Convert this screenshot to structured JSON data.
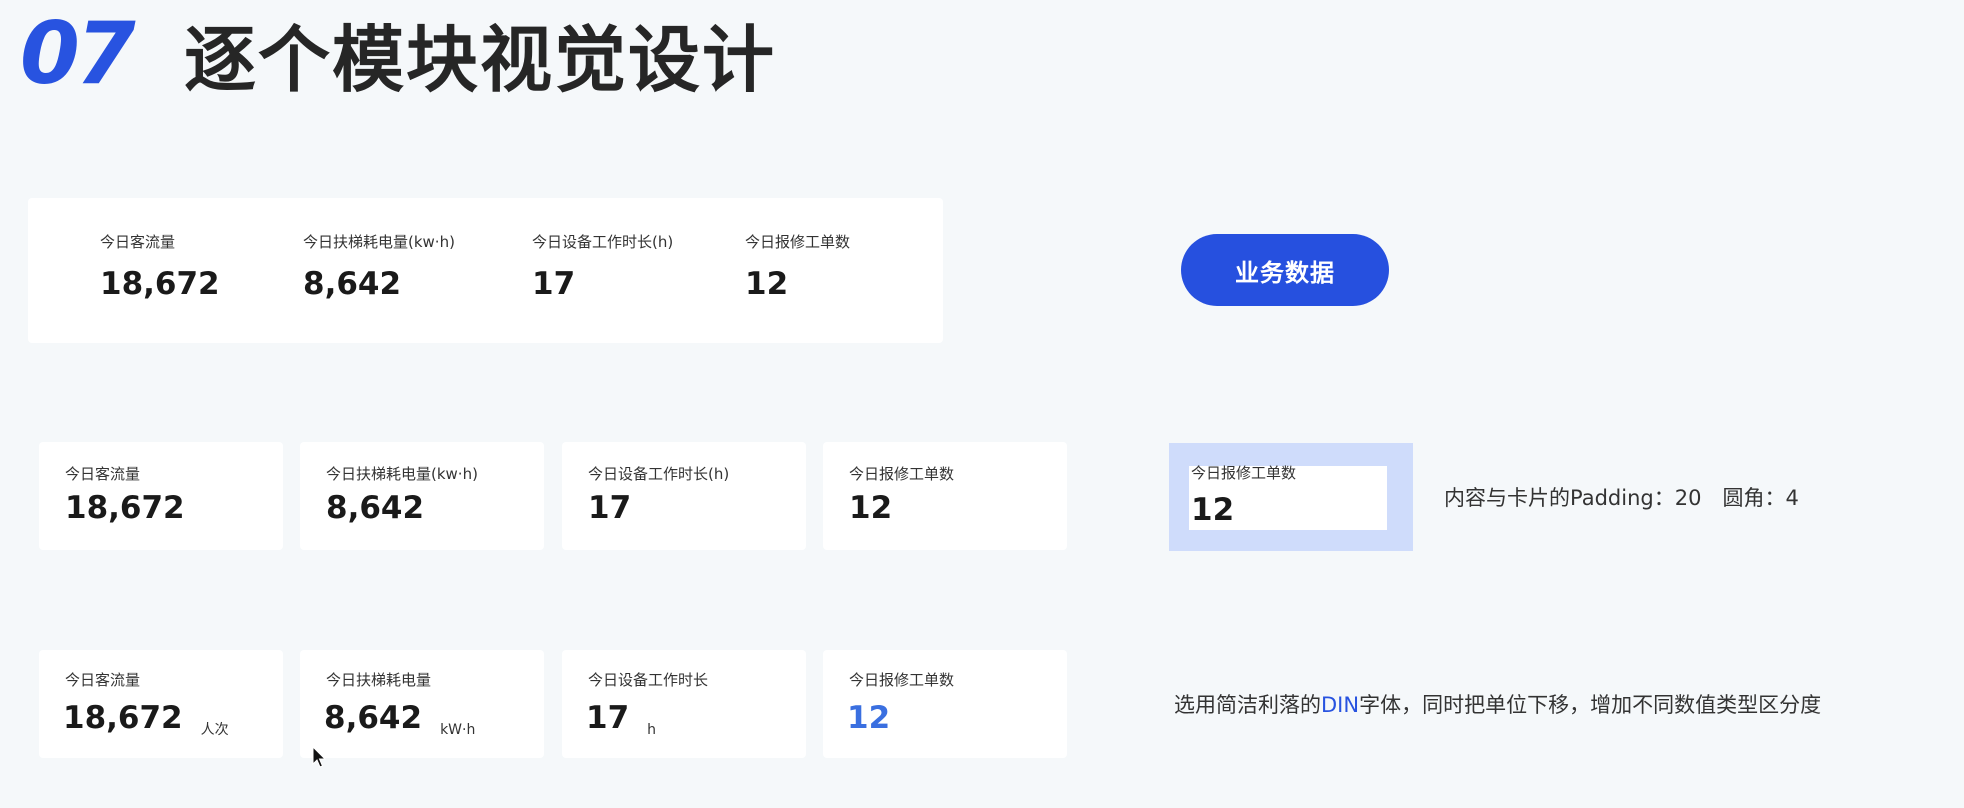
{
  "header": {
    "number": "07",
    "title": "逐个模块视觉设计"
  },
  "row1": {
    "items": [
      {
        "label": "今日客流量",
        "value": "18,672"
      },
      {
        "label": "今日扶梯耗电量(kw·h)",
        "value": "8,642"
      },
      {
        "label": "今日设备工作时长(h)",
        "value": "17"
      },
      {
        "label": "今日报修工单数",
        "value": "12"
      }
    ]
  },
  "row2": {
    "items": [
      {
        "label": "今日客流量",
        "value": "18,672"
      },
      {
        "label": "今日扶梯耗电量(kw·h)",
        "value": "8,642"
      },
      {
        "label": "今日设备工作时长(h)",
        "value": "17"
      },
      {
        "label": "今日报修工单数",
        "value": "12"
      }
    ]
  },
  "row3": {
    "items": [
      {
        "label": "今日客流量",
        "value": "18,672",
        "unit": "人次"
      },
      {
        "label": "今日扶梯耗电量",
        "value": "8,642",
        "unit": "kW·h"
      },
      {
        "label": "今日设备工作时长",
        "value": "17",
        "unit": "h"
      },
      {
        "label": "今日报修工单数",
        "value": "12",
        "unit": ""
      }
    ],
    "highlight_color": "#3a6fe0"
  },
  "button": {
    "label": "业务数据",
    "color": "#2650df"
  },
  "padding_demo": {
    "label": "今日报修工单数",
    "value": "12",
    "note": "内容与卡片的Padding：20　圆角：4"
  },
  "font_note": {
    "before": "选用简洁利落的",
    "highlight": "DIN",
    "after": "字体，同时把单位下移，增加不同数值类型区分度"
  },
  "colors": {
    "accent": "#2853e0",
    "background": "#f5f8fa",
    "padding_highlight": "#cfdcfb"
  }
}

* * *

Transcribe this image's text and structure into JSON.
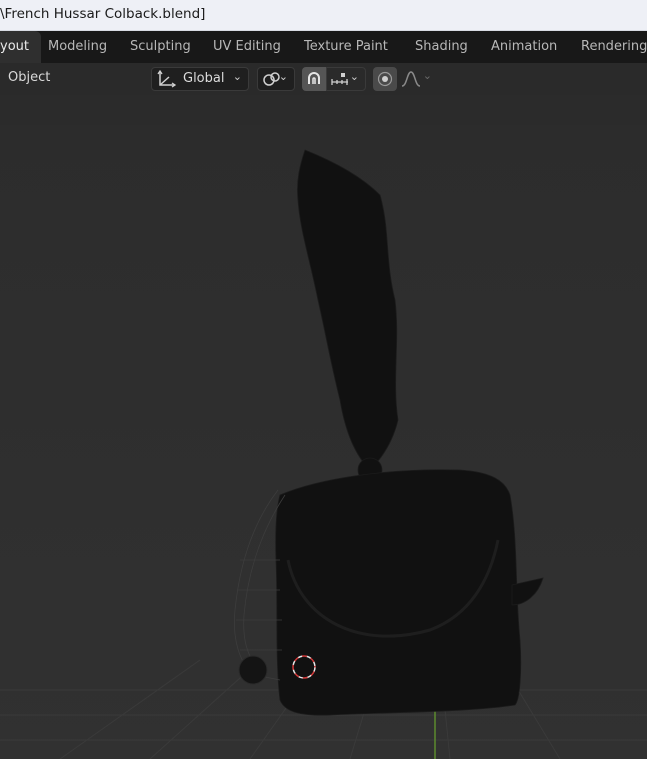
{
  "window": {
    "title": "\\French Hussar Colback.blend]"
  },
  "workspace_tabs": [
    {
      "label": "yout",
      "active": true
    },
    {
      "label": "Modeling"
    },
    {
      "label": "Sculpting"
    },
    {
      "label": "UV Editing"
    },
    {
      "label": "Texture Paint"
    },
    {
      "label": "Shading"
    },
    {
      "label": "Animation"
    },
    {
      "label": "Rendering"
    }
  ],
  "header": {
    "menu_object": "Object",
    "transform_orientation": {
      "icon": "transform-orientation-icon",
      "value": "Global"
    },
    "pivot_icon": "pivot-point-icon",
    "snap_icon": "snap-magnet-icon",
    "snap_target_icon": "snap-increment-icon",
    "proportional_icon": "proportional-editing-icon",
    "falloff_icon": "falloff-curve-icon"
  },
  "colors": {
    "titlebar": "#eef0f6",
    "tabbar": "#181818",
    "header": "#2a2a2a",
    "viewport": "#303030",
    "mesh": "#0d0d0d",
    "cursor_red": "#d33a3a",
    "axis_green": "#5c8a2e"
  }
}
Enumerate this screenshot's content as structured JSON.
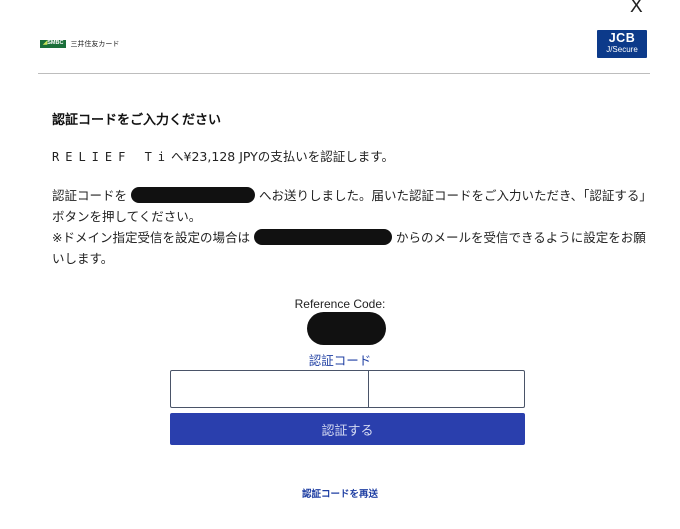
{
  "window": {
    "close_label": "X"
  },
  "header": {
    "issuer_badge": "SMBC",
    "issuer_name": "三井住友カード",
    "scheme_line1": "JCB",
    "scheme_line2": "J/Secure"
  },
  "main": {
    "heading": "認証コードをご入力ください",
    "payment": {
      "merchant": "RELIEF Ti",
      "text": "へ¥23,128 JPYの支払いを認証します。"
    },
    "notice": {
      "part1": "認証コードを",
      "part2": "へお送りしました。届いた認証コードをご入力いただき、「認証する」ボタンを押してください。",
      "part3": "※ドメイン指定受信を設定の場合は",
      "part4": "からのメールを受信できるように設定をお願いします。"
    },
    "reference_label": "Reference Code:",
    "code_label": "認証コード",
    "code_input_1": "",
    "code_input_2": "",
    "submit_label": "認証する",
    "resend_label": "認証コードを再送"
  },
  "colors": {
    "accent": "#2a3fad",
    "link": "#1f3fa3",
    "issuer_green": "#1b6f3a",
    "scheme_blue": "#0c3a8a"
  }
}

AIM OF THE EXERCISE - Report all lines of the data that include the word "認証する".

TASK RESULT -
      "part2": "へお送りしました。届いた認証コードをご入力いただき、「認証する」ボタンを押してください。",
    "submit_label": "認証する",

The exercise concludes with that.